* [Work required]:
Check each line of the material. Copy those containing "Серин".

::::

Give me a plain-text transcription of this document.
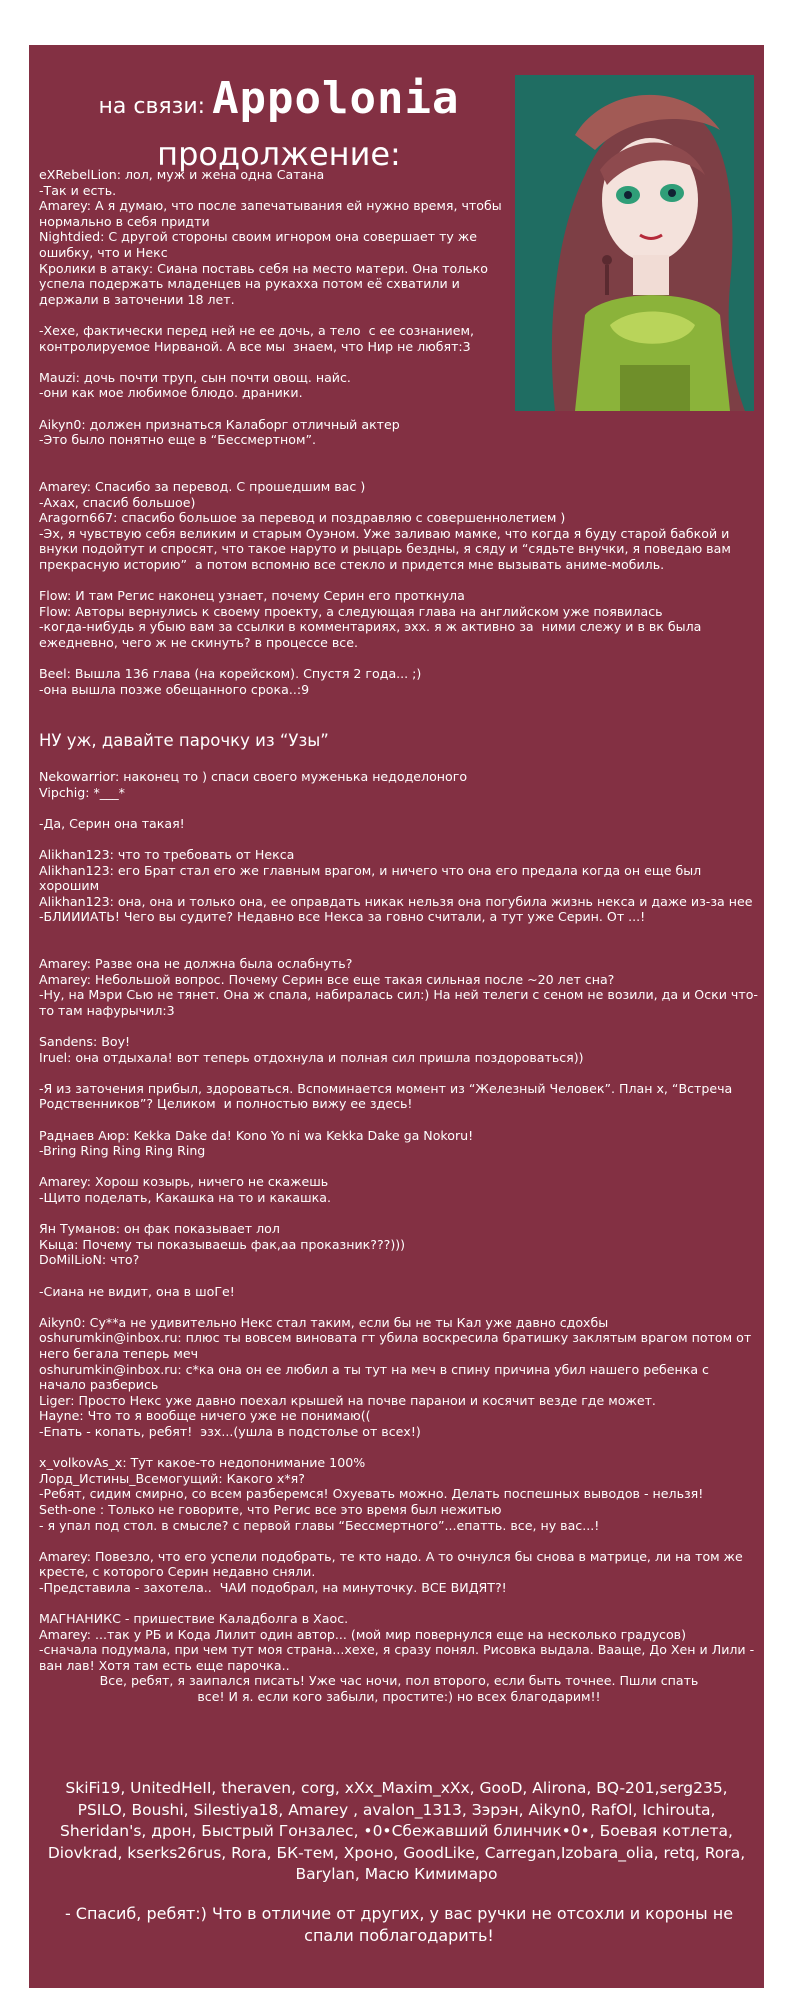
на связи: Appolonia
продолжение:
eXRebelLion: лол, муж и жена одна Сатана
-Так и есть.
Amarey: А я думаю, что после запечатывания ей нужно время, чтобы нормально в себя придти
Nightdied: С другой стороны своим игнором она совершает ту же ошибку, что и Некс
Кролики в атаку: Сиана поставь себя на место матери. Она только успела подержать младенцев на рукахха потом её схватили и держали в заточении 18 лет.

-Хехе, фактически перед ней не ее дочь, а тело  с ее сознанием, контролируемое Нирваной. А все мы  знаем, что Нир не любят:3

Mauzi: дочь почти труп, сын почти овощ. найс.
-они как мое любимое блюдо. драники.

Aikyn0: должен признаться Калаборг отличный актер
-Это было понятно еще в “Бессмертном”.
Amarey: Спасибо за перевод. С прошедшим вас )
-Ахах, спасиб большое)
Aragorn667: спасибо большое за перевод и поздравляю с совершеннолетием )
-Эх, я чувствую себя великим и старым Оуэном. Уже заливаю мамке, что когда я буду старой бабкой и внуки подойтут и спросят, что такое наруто и рыцарь бездны, я сяду и “сядьте внучки, я поведаю вам прекрасную историю”  а потом вспомню все стекло и придется мне вызывать аниме-мобиль.

Flow: И там Регис наконец узнает, почему Серин его проткнула
Flow: Авторы вернулись к своему проекту, а следующая глава на английском уже появилась
-когда-нибудь я убыю вам за ссылки в комментариях, эхх. я ж активно за  ними слежу и в вк была ежедневно, чего ж не скинуть? в процессе все.

Beel: Вышла 136 глава (на корейском). Спустя 2 года... ;)
-она вышла позже обещанного срока..:9
НУ уж, давайте парочку из “Узы”
Nekowarrior: наконец то ) спаси своего муженька недоделоного
Vipchig: *___*

-Да, Серин она такая!

Alikhan123: что то требовать от Некса
Alikhan123: его Брат стал его же главным врагом, и ничего что она его предала когда он еще был хорошим
Alikhan123: она, она и только она, ее оправдать никак нельзя она погубила жизнь некса и даже из-за нее
-БЛИИИАТЬ! Чего вы судите? Недавно все Некса за говно считали, а тут уже Серин. От ...!

Amarey: Разве она не должна была ослабнуть?
Amarey: Небольшой вопрос. Почему Серин все еще такая сильная после ~20 лет сна?
-Ну, на Мэри Сью не тянет. Она ж спала, набиралась сил:) На ней телеги с сеном не возили, да и Оски что-то там нафурычил:3

Sandens: Boy!
Iruel: она отдыхала! вот теперь отдохнула и полная сил пришла поздороваться))

-Я из заточения прибыл, здороваться. Вспоминается момент из “Железный Человек”. План х, “Встреча Родственников”? Целиком  и полностью вижу ее здесь!

Раднаев Аюр: Kekka Dake da! Kono Yo ni wa Kekka Dake ga Nokoru!
-Bring Ring Ring Ring Ring

Amarey: Хорош козырь, ничего не скажешь
-Щито поделать, Какашка на то и какашка.

Ян Туманов: он фак показывает лол
Кыца: Почему ты показываешь фак,аа проказник???)))
DoMilLioN: что?

-Сиана не видит, она в шоГе!

Aikyn0: Су**а не удивительно Некс стал таким, если бы не ты Кал уже давно сдохбы
oshurumkin@inbox.ru: плюс ты вовсем виновата гт убила воскресила братишку заклятым врагом потом от него бегала теперь меч
oshurumkin@inbox.ru: с*ка она он ее любил а ты тут на меч в спину причина убил нашего ребенка с начало разберись
Liger: Просто Некс уже давно поехал крышей на почве паранои и косячит везде где может.
Hayne: Что то я вообще ничего уже не понимаю((
-Епать - копать, ребят!  эзх...(ушла в подстолье от всех!)

x_volkovAs_x: Тут какое-то недопонимание 100%
Лорд_Истины_Всемогущий: Какого х*я?
-Ребят, сидим смирно, со всем разберемся! Охуевать можно. Делать поспешных выводов - нельзя!
Seth-one : Только не говорите, что Регис все это время был нежитью
- я упал под стол. в смысле? с первой главы “Бессмертного”...епатть. все, ну вас...!

Amarey: Повезло, что его успели подобрать, те кто надо. А то очнулся бы снова в матрице, ли на том же кресте, с которого Серин недавно сняли.
-Представила - захотела..  ЧАИ подобрал, на минуточку. ВСЕ ВИДЯТ?!

МАГНАНИКС - пришествие Каладболга в Хаос.
Amarey: ...так у РБ и Кода Лилит один автор... (мой мир повернулся еще на несколько градусов)
-сначала подумала, при чем тут моя страна...хехе, я сразу понял. Рисовка выдала. Вааще, До Хен и Лили - ван лав! Хотя там есть еще парочка..

Все, ребят, я заипался писать! Уже час ночи, пол второго, если быть точнее. Пшли спать все! И я. если кого забыли, простите:) но всех благодарим!!
SkiFi19, UnitedHeII, theraven, corg, xXx_Maxim_xXx, GooD, Alirona, BQ-201,serg235, PSILO, Boushi, Silestiya18, Amarey , avalon_1313, Зэрэн, Aikyn0, RafOl, Ichirouta, Sheridan's, дрон, Быстрый Гонзалес, •0•Сбежавший блинчик•0•, Боевая котлета, Diovkrad, kserks26rus, Rora, БК-тем, Хроно, GoodLike, Carregan,Izobara_olia, retq, Rora, Barylan, Масю Кимимаро
- Спасиб, ребят:) Что в отличие от других, у вас ручки не отсохли и короны не спали поблагодарить!
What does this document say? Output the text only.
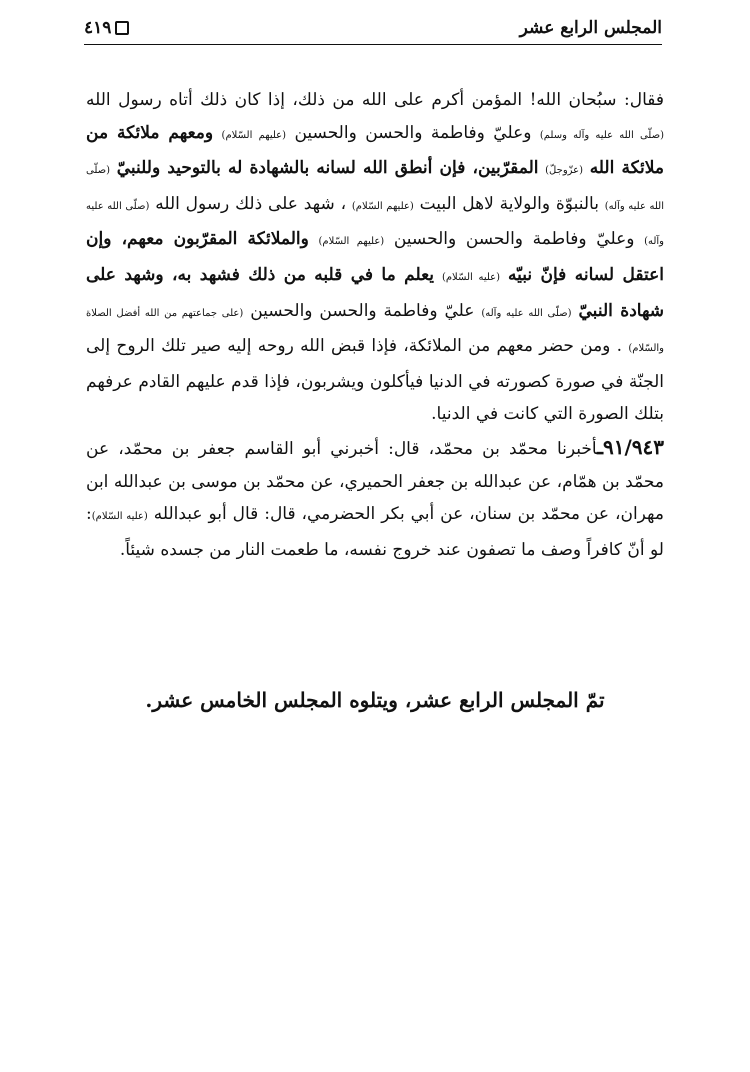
المجلس الرابع عشر
٤١٩

فقال: سبُحان الله! المؤمن أكرم على الله من ذلك، إذا كان ذلك أتاه رسول الله (صلّى الله عليه وآله وسلم) وعليّ وفاطمة والحسن والحسين (عليهم السّلام) ومعهم ملائكة من ملائكة الله (عزّوجلّ) المقرّبين، فإن أنطق الله لسانه بالشهادة له بالتوحيد وللنبيّ (صلّى الله عليه وآله) بالنبوّة والولاية لاهل البيت (عليهم السّلام) ، شهد على ذلك رسول الله (صلّى الله عليه وآله) وعليّ وفاطمة والحسن والحسين (عليهم السّلام) والملائكة المقرّبون معهم، وإن اعتقل لسانه فإنّ نبيّه (عليه السّلام) يعلم ما في قلبه من ذلك فشهد به، وشهد على شهادة النبيّ (صلّى الله عليه وآله) عليّ وفاطمة والحسن والحسين (على جماعتهم من الله أفضل الصلاة والسّلام) . ومن حضر معهم من الملائكة، فإذا قبض الله روحه إليه صير تلك الروح إلى الجنّة في صورة كصورته في الدنيا فيأكلون ويشربون، فإذا قدم عليهم القادم عرفهم بتلك الصورة التي كانت في الدنيا.

٩١/٩٤٣ـأخبرنا محمّد بن محمّد، قال: أخبرني أبو القاسم جعفر بن محمّد، عن محمّد بن همّام، عن عبدالله بن جعفر الحميري، عن محمّد بن موسى بن عبدالله ابن مهران، عن محمّد بن سنان، عن أبي بكر الحضرمي، قال: قال أبو عبدالله (عليه السّلام): لو أنّ كافراً وصف ما تصفون عند خروج نفسه، ما طعمت النار من جسده شيئاً.

تمّ المجلس الرابع عشر، ويتلوه المجلس الخامس عشر.
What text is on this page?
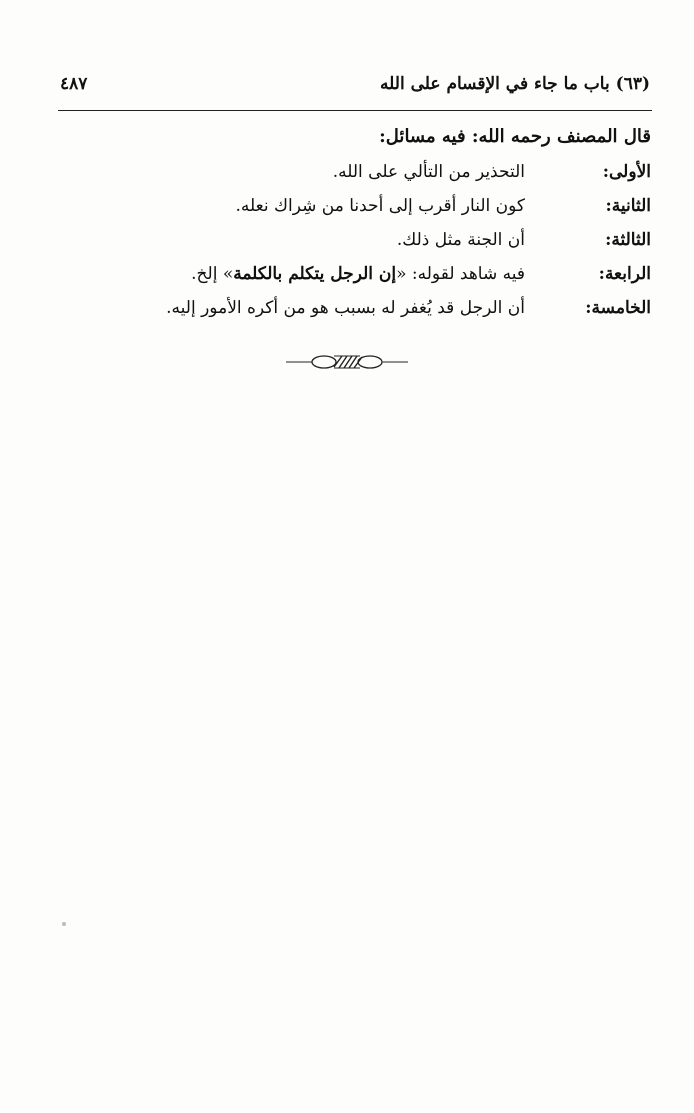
(٦٣) باب ما جاء في الإقسام على الله
٤٨٧
قال المصنف رحمه الله: فيه مسائل:
الأولى:
التحذير من التألي على الله.
الثانية:
كون النار أقرب إلى أحدنا من شِراك نعله.
الثالثة:
أن الجنة مثل ذلك.
الرابعة:
فيه شاهد لقوله: «إن الرجل يتكلم بالكلمة» إلخ.
الخامسة:
أن الرجل قد يُغفر له بسبب هو من أكره الأمور إليه.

::::

* [The solution]:
Flow: И там Регис наконец узнает, почему Серин его проткнула
-Да, Серин она такая!
-БЛИИИАТЬ! Чего вы судите? Недавно все Некса за говно считали, а тут уже Серин. От ...!
Amarey: Небольшой вопрос. Почему Серин все еще такая сильная после ~20 лет сна?
Amarey: Повезло, что его успели подобрать, те кто надо. А то очнулся бы снова в матрице, ли на том же кресте, с которого Серин недавно сняли.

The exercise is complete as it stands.